--- DATA SHOWN ---
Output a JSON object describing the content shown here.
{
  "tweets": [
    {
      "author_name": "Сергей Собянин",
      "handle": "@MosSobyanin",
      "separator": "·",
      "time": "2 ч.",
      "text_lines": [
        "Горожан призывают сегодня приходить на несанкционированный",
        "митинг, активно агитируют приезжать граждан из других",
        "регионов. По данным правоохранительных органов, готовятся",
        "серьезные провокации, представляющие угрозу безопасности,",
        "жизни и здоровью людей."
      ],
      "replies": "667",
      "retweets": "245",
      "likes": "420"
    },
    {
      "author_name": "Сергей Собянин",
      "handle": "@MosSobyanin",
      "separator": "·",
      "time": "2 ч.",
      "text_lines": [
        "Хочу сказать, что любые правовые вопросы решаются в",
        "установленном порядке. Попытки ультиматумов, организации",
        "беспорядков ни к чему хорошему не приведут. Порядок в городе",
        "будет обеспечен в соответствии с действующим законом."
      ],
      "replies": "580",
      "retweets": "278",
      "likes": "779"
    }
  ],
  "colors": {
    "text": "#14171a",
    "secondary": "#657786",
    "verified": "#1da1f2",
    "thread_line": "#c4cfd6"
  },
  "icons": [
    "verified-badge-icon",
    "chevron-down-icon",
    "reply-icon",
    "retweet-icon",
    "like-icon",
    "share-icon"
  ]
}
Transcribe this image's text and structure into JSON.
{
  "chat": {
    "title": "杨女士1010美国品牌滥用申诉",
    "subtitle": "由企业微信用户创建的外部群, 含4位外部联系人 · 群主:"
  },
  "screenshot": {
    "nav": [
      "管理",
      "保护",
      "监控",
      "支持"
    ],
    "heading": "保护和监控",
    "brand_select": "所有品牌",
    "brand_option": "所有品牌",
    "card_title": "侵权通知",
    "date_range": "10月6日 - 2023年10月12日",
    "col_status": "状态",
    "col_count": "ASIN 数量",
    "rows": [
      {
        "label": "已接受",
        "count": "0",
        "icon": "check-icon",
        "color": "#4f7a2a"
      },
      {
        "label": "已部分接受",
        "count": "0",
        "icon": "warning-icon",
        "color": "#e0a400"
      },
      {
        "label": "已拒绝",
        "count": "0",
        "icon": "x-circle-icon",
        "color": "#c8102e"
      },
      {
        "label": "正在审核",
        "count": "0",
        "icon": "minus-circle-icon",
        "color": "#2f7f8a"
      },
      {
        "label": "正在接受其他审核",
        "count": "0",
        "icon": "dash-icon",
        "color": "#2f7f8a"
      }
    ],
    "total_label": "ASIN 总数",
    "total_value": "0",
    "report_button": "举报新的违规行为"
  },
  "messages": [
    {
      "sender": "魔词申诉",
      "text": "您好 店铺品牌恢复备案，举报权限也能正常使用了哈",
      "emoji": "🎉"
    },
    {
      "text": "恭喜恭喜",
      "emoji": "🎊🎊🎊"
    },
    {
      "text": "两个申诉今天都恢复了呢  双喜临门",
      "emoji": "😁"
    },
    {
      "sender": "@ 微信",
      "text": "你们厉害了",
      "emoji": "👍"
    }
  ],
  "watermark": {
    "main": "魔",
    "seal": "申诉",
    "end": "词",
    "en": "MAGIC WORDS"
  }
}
---
Retype every entry above, word for word.

- TASK ANSWER -
Output a JSON object describing the content shown here.
{
  "tweets": [
    {
      "author_name": "Сергей Собянин",
      "handle": "@MosSobyanin",
      "separator": "·",
      "time": "2 ч.",
      "text_lines": [
        "Горожан призывают сегодня приходить на несанкционированный",
        "митинг, активно агитируют приезжать граждан из других",
        "регионов. По данным правоохранительных органов, готовятся",
        "серьезные провокации, представляющие угрозу безопасности,",
        "жизни и здоровью людей."
      ],
      "replies": "667",
      "retweets": "245",
      "likes": "420"
    },
    {
      "author_name": "Сергей Собянин",
      "handle": "@MosSobyanin",
      "separator": "·",
      "time": "2 ч.",
      "text_lines": [
        "Хочу сказать, что любые правовые вопросы решаются в",
        "установленном порядке. Попытки ультиматумов, организации",
        "беспорядков ни к чему хорошему не приведут. Порядок в городе",
        "будет обеспечен в соответствии с действующим законом."
      ],
      "replies": "580",
      "retweets": "278",
      "likes": "779"
    }
  ],
  "colors": {
    "text": "#14171a",
    "secondary": "#657786",
    "verified": "#1da1f2",
    "thread_line": "#c4cfd6"
  },
  "icons": [
    "verified-badge-icon",
    "chevron-down-icon",
    "reply-icon",
    "retweet-icon",
    "like-icon",
    "share-icon"
  ]
}
Transcribe this image's text and structure into JSON.
{
  "chat": {
    "title": "杨女士1010美国品牌滥用申诉",
    "subtitle": "由企业微信用户创建的外部群, 含4位外部联系人 · 群主:"
  },
  "screenshot": {
    "nav": [
      "管理",
      "保护",
      "监控",
      "支持"
    ],
    "heading": "保护和监控",
    "brand_select": "所有品牌",
    "brand_option": "所有品牌",
    "card_title": "侵权通知",
    "date_range": "10月6日 - 2023年10月12日",
    "col_status": "状态",
    "col_count": "ASIN 数量",
    "rows": [
      {
        "label": "已接受",
        "count": "0",
        "icon": "check-icon",
        "color": "#4f7a2a"
      },
      {
        "label": "已部分接受",
        "count": "0",
        "icon": "warning-icon",
        "color": "#e0a400"
      },
      {
        "label": "已拒绝",
        "count": "0",
        "icon": "x-circle-icon",
        "color": "#c8102e"
      },
      {
        "label": "正在审核",
        "count": "0",
        "icon": "minus-circle-icon",
        "color": "#2f7f8a"
      },
      {
        "label": "正在接受其他审核",
        "count": "0",
        "icon": "dash-icon",
        "color": "#2f7f8a"
      }
    ],
    "total_label": "ASIN 总数",
    "total_value": "0",
    "report_button": "举报新的违规行为"
  },
  "messages": [
    {
      "sender": "魔词申诉",
      "text": "您好 店铺品牌恢复备案，举报权限也能正常使用了哈",
      "emoji": "🎉"
    },
    {
      "text": "恭喜恭喜",
      "emoji": "🎊🎊🎊"
    },
    {
      "text": "两个申诉今天都恢复了呢  双喜临门",
      "emoji": "😁"
    },
    {
      "sender": "@ 微信",
      "text": "你们厉害了",
      "emoji": "👍"
    }
  ],
  "watermark": {
    "main": "魔",
    "seal": "申诉",
    "end": "词",
    "en": "MAGIC WORDS"
  }
}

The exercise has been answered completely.